**DO THIS:** In the parliamentary debate excerpt below, list every speaker heading in the order it appears.

**EXTRACT TO READ:**
☆ ☆ ☆

The fact that, for information, the Bill suggests a number of places where the records could be produced does not by itself create an offence because if they are not produced in one of those entirely sensible places, I doubt whether they have been produced at all. Of course, they still exist, but records are of no use to a worker who wants to see them if they are sitting in somebody's filing cabinet or have been hidden behind the mantlepiece.

This is not a matter over which we should go to the stake. My instinct may be wrong, in which case there is no need to make a fuss about the matter. However, it is at least worth pausing to think about it.

Mr. Philip Hammond (Runnymede and Weybridge)

I, too, am delighted to see the Minister in his place. I awaited tonight's debate with trepidation in case he were not there because it would seem inappropriate if, after six months or so, we were to discuss the Bill without seeing his familiar face.

I find it surprising that, given the extensive work that was done in Committee, we have not discussed this point before. I heard what the Minister and my hon. Friend the Member for Daventry (Mr. Boswell) said. My hon. Friend referred to the possibility of records having been wilfully destroyed or concealed. Will the Minister assure us that, in dealing with a complaint under this clause, an employer could defend himself by pleading that the records had been inadvertently destroyed or were unavailable as a result of accidental destruction?

Mr. McCartney

I did not catch the hon. Gentleman's last question. Will he repeat it, so that I do not forget to answer it?

Mr. Hammond

I shall gladly repeat it. I should like to be reassured that, under the clause, it would be a defence that the records had been inadvertently destroyed as opposed to wilfully destroyed or concealed. My hon. Friend the Member for Daventry referred to the wilful destruction of records, but records could have been inadvertently destroyed, or destroyed by fire or some other form of misadventure.

Another point was discussed in Committee and I am disappointed that the Minister has not taken the opportunity of the Bill's consideration in another place to correct it. There is a lack of symmetry between the requirement on employers, and the need for some employees, to produce and keep records. To an extent, we are going over old ground, but this is an important point that is not in any sense intended to undermine the principles of the Bill. There will be occasions, especially in relation to piece work, on which the employer will be unable to defend himself against a claim that he has failed to pay the minimum wage unless the employee has kept appropriate records in his workplace, which may be his home.

Mr. Boswell

It is nice to have my hon. Friend back in our deliberations. Does he recall the sensitive issue of spouses who may disagree? The employer—the husband, typically—may be required to keep records, but a disaffected spouse may assert that such records have not been kept or that the hours worked in a family business were much longer than he is prepared to concede.

Mr. Hammond

My hon. Friend is absolutely right. As he knows, I have argued throughout consideration of the Bill that, whatever else may be right or wrong, it is clearly wrong to bring businesses that are effectively husband-and-wife operations within its remit. That would bring the full force of the law into the everyday relationship between a husband and wife who operate a small business together.

My specific point to the Minister is that there is no requirement for employees to keep appropriate records. What defence would an employer have if he were faced with the claim that he had failed to pay the minimum wage in respect of the number of hours worked by a piece worker in his own home when producing a certain amount of work? How would such an employer prove that the claim was not valid if he had no power to require the employee to produce records of the hours that had been worked?

☆ ☆ ☆

**RECORDS SHOWN:**
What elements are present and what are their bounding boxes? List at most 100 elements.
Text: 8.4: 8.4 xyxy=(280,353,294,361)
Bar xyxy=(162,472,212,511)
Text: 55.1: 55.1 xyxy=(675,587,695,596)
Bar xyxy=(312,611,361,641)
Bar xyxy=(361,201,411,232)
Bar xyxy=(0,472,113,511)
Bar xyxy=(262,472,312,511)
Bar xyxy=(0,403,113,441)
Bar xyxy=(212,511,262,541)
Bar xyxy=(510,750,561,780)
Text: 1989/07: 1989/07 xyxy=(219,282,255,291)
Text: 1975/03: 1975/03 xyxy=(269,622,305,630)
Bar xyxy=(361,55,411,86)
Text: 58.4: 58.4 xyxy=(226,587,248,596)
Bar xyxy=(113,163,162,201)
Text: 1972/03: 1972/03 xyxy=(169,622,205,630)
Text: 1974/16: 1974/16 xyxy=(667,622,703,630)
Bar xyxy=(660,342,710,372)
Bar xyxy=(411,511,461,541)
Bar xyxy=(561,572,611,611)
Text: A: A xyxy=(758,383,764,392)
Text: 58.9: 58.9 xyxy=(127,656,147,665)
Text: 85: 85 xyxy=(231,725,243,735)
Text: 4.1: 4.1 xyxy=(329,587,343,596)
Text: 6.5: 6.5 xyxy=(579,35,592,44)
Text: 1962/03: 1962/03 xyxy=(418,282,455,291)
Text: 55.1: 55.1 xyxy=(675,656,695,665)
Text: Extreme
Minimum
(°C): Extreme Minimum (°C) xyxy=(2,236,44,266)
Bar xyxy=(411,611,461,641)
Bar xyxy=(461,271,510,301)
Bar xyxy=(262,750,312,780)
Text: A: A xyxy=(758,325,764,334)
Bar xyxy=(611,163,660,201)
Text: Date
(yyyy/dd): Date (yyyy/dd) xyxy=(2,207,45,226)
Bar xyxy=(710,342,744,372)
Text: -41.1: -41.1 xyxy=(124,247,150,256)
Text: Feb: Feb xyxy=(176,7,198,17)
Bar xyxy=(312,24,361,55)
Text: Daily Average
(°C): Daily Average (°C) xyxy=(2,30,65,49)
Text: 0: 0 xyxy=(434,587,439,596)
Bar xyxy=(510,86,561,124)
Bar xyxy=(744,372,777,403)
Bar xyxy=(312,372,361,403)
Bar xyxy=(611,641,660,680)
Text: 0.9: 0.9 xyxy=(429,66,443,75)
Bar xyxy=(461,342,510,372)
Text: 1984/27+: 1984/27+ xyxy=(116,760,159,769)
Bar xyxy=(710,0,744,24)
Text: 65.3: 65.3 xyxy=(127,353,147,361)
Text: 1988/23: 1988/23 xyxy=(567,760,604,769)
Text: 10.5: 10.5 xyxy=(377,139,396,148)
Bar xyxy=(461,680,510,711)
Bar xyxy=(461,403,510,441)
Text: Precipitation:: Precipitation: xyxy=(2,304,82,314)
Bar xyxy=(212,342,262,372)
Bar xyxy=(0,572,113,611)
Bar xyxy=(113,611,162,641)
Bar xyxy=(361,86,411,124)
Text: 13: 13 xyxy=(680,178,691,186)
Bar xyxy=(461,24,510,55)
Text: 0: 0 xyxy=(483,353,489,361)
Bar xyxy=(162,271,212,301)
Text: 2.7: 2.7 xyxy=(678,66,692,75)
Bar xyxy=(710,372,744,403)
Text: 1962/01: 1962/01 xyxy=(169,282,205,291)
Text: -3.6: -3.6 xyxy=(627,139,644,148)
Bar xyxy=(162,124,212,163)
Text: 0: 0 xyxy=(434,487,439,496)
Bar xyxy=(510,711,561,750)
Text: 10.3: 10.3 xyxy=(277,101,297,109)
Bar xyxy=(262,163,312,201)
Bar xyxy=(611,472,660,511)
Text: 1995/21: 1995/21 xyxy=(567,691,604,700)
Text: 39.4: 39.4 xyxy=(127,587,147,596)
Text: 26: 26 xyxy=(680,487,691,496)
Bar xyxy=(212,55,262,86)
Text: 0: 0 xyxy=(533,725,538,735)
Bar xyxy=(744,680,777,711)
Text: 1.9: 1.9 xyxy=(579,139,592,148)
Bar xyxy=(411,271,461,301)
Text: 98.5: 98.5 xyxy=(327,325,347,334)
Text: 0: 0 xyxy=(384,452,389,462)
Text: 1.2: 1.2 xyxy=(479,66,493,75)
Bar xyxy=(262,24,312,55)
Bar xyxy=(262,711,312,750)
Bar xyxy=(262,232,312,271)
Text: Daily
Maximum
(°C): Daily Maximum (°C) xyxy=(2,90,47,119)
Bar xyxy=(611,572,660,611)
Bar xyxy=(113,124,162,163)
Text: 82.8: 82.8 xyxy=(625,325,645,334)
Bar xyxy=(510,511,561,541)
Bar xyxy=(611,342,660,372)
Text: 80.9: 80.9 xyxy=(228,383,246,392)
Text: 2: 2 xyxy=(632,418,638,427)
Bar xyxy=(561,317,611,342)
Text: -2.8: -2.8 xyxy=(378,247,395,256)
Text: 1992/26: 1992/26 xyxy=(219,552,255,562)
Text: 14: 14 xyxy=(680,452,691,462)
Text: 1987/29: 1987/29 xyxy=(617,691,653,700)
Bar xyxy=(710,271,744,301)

☆ ☆ ☆

**COMPLETED EXERCISE:**
Mr. Philip Hammond (Runnymede and Weybridge)
Mr. McCartney
Mr. Hammond
Mr. Boswell
Mr. Hammond